GOAL
Copy each line below that contains "аукціонів".

# EXERCISE INPUT start

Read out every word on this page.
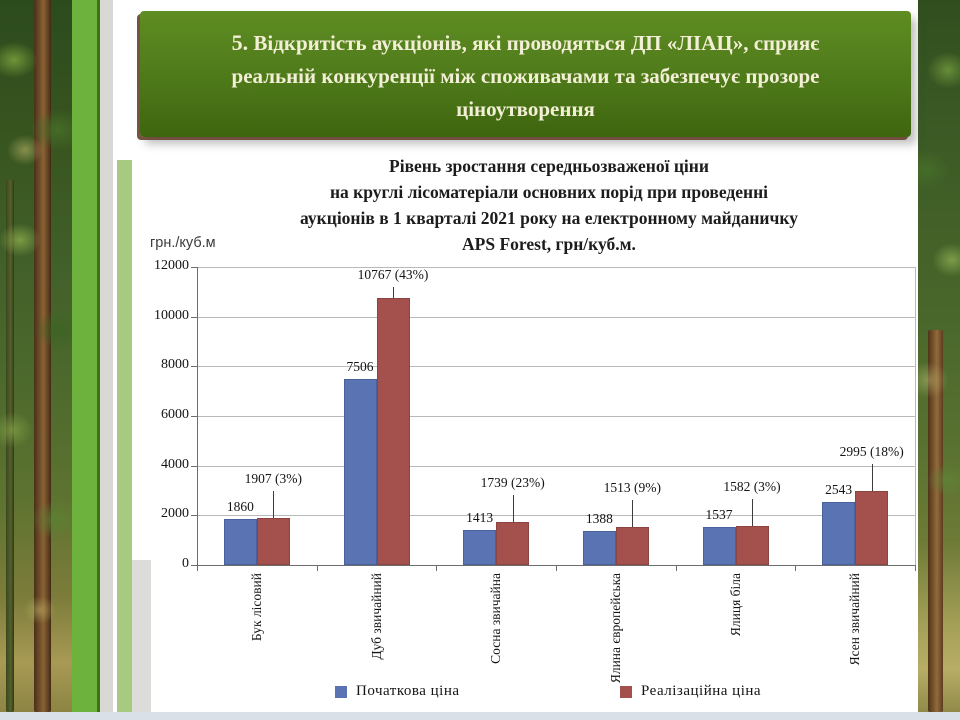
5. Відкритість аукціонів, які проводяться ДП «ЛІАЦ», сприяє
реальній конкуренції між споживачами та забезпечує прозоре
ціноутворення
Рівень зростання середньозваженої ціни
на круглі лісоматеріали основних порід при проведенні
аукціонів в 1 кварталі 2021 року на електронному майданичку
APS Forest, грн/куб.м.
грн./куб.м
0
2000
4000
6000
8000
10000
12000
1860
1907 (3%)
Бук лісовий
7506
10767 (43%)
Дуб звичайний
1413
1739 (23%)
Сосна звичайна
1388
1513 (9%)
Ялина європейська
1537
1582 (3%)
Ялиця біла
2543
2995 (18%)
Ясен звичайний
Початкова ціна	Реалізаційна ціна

# EXERCISE INPUT end

RESPONSE TO THIS TASK
5. Відкритість аукціонів, які проводяться ДП «ЛІАЦ», сприяє
аукціонів в 1 кварталі 2021 року на електронному майданичку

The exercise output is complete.